■ **PAGE EXCERPT**:
======
A pure-Python, filesystem-based database using TSV files

These details have not been verified by PyPI

Project links

Project description

dbbasic-tsv: The Anti-Oracle Database

A blazing-fast TSV (Tab-Separated Values) database that achieves 600,000+ inserts/second with optional Rust acceleration, while keeping your data in human-readable text files.

Why This Exists

We built a YouTube-like video platform and discovered we didn't need PostgreSQL, Redis, or Elasticsearch. Just text files. This "toy" database now outperforms many production systems while maintaining radical simplicity.

Features

Core Philosophy

Human-Readable: All data stored in TSV files you can grep, cat, or edit in Excel
Git-Friendly: Text files mean perfect version control and diff viewing
Zero Setup: No server, no configuration, no migrations
Optional Speed: Pure Python works everywhere, Rust makes it blazing fast

Performance

Operation	Pure Python	With Rust	SQLite
Insert	163,000/sec	600,000/sec*	713,000/sec
Bulk Insert	163,000/sec	580,000/sec*	713,000/sec
Query (10K)	93/sec	88,000/sec*	126,000/sec

*Projected performance with Rust acceleration (Rust code available but not yet integrated into Python layer)

Technical Features

ACID transactions with PID-based locking
Concurrent reads during writes
In-memory indexes with disk persistence
Bloom filters for fast negative lookups
Automatic compaction and cleanup
Thread-safe operations
Type hints throughout

Installation

Pure Python (No Dependencies)
======
Box annotation data:
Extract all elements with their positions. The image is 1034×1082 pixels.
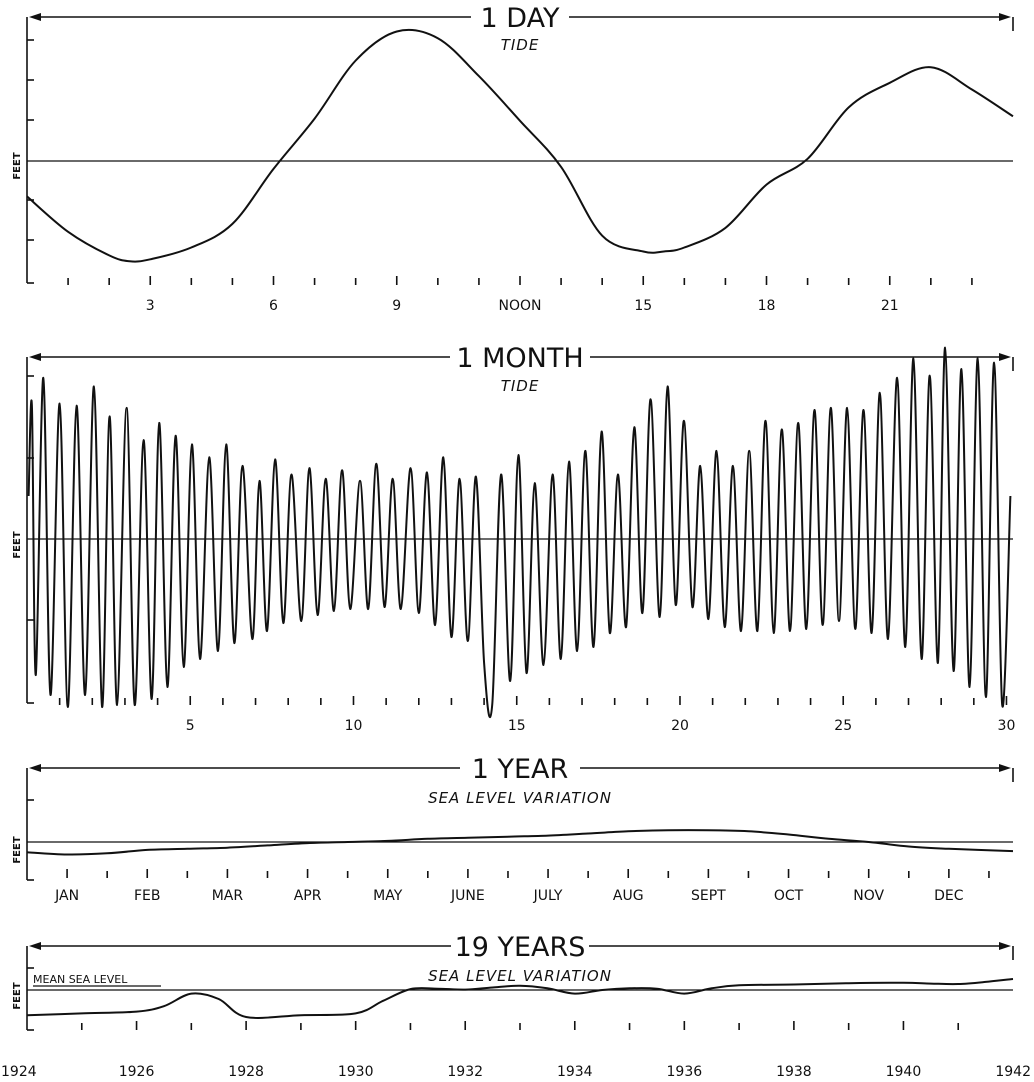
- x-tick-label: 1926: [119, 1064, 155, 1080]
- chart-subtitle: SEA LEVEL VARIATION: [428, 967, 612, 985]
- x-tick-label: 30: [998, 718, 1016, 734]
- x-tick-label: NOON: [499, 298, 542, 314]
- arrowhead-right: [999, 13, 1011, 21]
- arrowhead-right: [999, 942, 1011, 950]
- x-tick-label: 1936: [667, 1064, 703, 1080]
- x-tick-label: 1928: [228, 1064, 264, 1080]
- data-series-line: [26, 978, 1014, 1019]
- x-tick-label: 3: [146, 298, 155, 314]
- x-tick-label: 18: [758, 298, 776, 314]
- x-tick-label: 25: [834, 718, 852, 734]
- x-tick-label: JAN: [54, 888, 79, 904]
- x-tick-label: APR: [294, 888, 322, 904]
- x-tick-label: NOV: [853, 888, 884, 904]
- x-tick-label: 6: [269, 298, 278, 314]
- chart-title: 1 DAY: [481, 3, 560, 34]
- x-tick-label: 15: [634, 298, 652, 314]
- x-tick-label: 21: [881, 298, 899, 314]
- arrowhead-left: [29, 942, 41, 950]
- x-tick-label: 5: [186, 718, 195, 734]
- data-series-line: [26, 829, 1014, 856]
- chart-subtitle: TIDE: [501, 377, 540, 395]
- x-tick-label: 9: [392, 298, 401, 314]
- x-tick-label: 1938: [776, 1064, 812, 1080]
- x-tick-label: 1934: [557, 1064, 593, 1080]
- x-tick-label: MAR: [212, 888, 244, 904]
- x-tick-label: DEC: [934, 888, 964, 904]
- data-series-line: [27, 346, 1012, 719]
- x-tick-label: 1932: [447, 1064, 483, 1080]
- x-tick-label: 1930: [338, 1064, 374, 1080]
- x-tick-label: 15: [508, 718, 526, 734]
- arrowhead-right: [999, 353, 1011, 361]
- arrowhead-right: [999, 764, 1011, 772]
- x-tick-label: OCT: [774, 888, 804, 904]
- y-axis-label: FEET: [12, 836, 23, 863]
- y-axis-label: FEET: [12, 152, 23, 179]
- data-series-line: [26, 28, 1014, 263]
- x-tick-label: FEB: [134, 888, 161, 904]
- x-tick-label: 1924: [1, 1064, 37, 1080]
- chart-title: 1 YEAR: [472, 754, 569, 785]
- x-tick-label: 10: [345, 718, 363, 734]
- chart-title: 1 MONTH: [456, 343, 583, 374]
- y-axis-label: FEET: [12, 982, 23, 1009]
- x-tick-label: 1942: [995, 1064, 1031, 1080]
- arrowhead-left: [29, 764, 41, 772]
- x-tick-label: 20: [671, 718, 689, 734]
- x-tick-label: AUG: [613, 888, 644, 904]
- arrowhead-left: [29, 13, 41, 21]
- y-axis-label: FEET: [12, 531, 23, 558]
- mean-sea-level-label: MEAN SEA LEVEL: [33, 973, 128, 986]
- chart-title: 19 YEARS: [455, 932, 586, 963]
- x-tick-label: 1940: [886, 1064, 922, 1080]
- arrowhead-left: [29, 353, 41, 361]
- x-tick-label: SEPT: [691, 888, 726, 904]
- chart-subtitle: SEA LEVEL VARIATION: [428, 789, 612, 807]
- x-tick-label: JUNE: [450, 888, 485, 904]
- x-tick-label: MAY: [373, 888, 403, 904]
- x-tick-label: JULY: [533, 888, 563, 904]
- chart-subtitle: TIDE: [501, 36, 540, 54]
======
■ **PROMPT 1**: Rewrite everything from "A blazing-fast TSV" down to "maintaining radical simplicity." in the dbbasic-tsv project description, updating "PostgreSQL" to "MySQL".
■ **PROMPT 2**: Transcribe everything in the records from the line containing "- x-tick-label: 1926: [119, 1064, 155, 1080]" down to the line containing "- arrowhead-right: [999, 942, 1011, 950]", both included, without any change.

■ **RIGHT ANSWER 1**:
A blazing-fast TSV (Tab-Separated Values) database that achieves 600,000+ inserts/second with optional Rust acceleration, while keeping your data in human-readable text files.

Why This Exists

We built a YouTube-like video platform and discovered we didn't need MySQL, Redis, or Elasticsearch. Just text files. This "toy" database now outperforms many production systems while maintaining radical simplicity.

■ **RIGHT ANSWER 2**:
- x-tick-label: 1926: [119, 1064, 155, 1080]
- chart-subtitle: SEA LEVEL VARIATION: [428, 967, 612, 985]
- x-tick-label: 30: [998, 718, 1016, 734]
- x-tick-label: NOON: [499, 298, 542, 314]
- arrowhead-right: [999, 13, 1011, 21]
- arrowhead-right: [999, 942, 1011, 950]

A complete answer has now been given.